Start of Entries shown

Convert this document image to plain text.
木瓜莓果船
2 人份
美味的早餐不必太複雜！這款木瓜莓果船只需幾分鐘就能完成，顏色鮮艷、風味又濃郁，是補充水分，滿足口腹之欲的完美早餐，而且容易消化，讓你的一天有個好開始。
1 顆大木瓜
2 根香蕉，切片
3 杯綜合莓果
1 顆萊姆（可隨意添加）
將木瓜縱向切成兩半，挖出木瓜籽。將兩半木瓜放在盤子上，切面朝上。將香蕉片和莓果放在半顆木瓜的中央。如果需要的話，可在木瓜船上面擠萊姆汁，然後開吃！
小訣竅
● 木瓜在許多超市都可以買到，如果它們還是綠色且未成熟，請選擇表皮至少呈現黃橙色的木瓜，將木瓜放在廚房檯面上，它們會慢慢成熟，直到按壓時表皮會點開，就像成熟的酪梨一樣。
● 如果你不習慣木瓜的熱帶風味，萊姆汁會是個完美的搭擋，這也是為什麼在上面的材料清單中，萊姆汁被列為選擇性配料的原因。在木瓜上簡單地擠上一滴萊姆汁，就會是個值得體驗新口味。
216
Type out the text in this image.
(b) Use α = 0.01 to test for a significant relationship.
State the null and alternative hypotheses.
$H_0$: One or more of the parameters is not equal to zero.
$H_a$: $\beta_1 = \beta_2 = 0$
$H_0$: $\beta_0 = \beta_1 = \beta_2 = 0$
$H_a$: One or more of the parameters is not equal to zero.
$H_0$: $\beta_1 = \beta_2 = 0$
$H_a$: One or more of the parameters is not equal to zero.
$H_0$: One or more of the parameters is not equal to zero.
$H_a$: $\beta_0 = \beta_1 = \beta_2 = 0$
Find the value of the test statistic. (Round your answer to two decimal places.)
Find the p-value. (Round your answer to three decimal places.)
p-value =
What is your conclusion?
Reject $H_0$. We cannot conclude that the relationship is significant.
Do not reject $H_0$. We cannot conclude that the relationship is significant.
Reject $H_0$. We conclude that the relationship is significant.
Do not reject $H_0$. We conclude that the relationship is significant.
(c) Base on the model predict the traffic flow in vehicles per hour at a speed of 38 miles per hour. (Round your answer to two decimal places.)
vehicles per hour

End of Entries shown

● Your instructions: Output the records exactly, including every line.

● Full response:
Convert this document image to plain text.
木瓜莓果船
2 人份
美味的早餐不必太複雜！這款木瓜莓果船只需幾分鐘就能完成，顏色鮮艷、風味又濃郁，是補充水分，滿足口腹之欲的完美早餐，而且容易消化，讓你的一天有個好開始。
1 顆大木瓜
2 根香蕉，切片
3 杯綜合莓果
1 顆萊姆（可隨意添加）
將木瓜縱向切成兩半，挖出木瓜籽。將兩半木瓜放在盤子上，切面朝上。將香蕉片和莓果放在半顆木瓜的中央。如果需要的話，可在木瓜船上面擠萊姆汁，然後開吃！
小訣竅
● 木瓜在許多超市都可以買到，如果它們還是綠色且未成熟，請選擇表皮至少呈現黃橙色的木瓜，將木瓜放在廚房檯面上，它們會慢慢成熟，直到按壓時表皮會點開，就像成熟的酪梨一樣。
● 如果你不習慣木瓜的熱帶風味，萊姆汁會是個完美的搭擋，這也是為什麼在上面的材料清單中，萊姆汁被列為選擇性配料的原因。在木瓜上簡單地擠上一滴萊姆汁，就會是個值得體驗新口味。
216
Type out the text in this image.
(b) Use α = 0.01 to test for a significant relationship.
State the null and alternative hypotheses.
$H_0$: One or more of the parameters is not equal to zero.
$H_a$: $\beta_1 = \beta_2 = 0$
$H_0$: $\beta_0 = \beta_1 = \beta_2 = 0$
$H_a$: One or more of the parameters is not equal to zero.
$H_0$: $\beta_1 = \beta_2 = 0$
$H_a$: One or more of the parameters is not equal to zero.
$H_0$: One or more of the parameters is not equal to zero.
$H_a$: $\beta_0 = \beta_1 = \beta_2 = 0$
Find the value of the test statistic. (Round your answer to two decimal places.)
Find the p-value. (Round your answer to three decimal places.)
p-value =
What is your conclusion?
Reject $H_0$. We cannot conclude that the relationship is significant.
Do not reject $H_0$. We cannot conclude that the relationship is significant.
Reject $H_0$. We conclude that the relationship is significant.
Do not reject $H_0$. We conclude that the relationship is significant.
(c) Base on the model predict the traffic flow in vehicles per hour at a speed of 38 miles per hour. (Round your answer to two decimal places.)
vehicles per hour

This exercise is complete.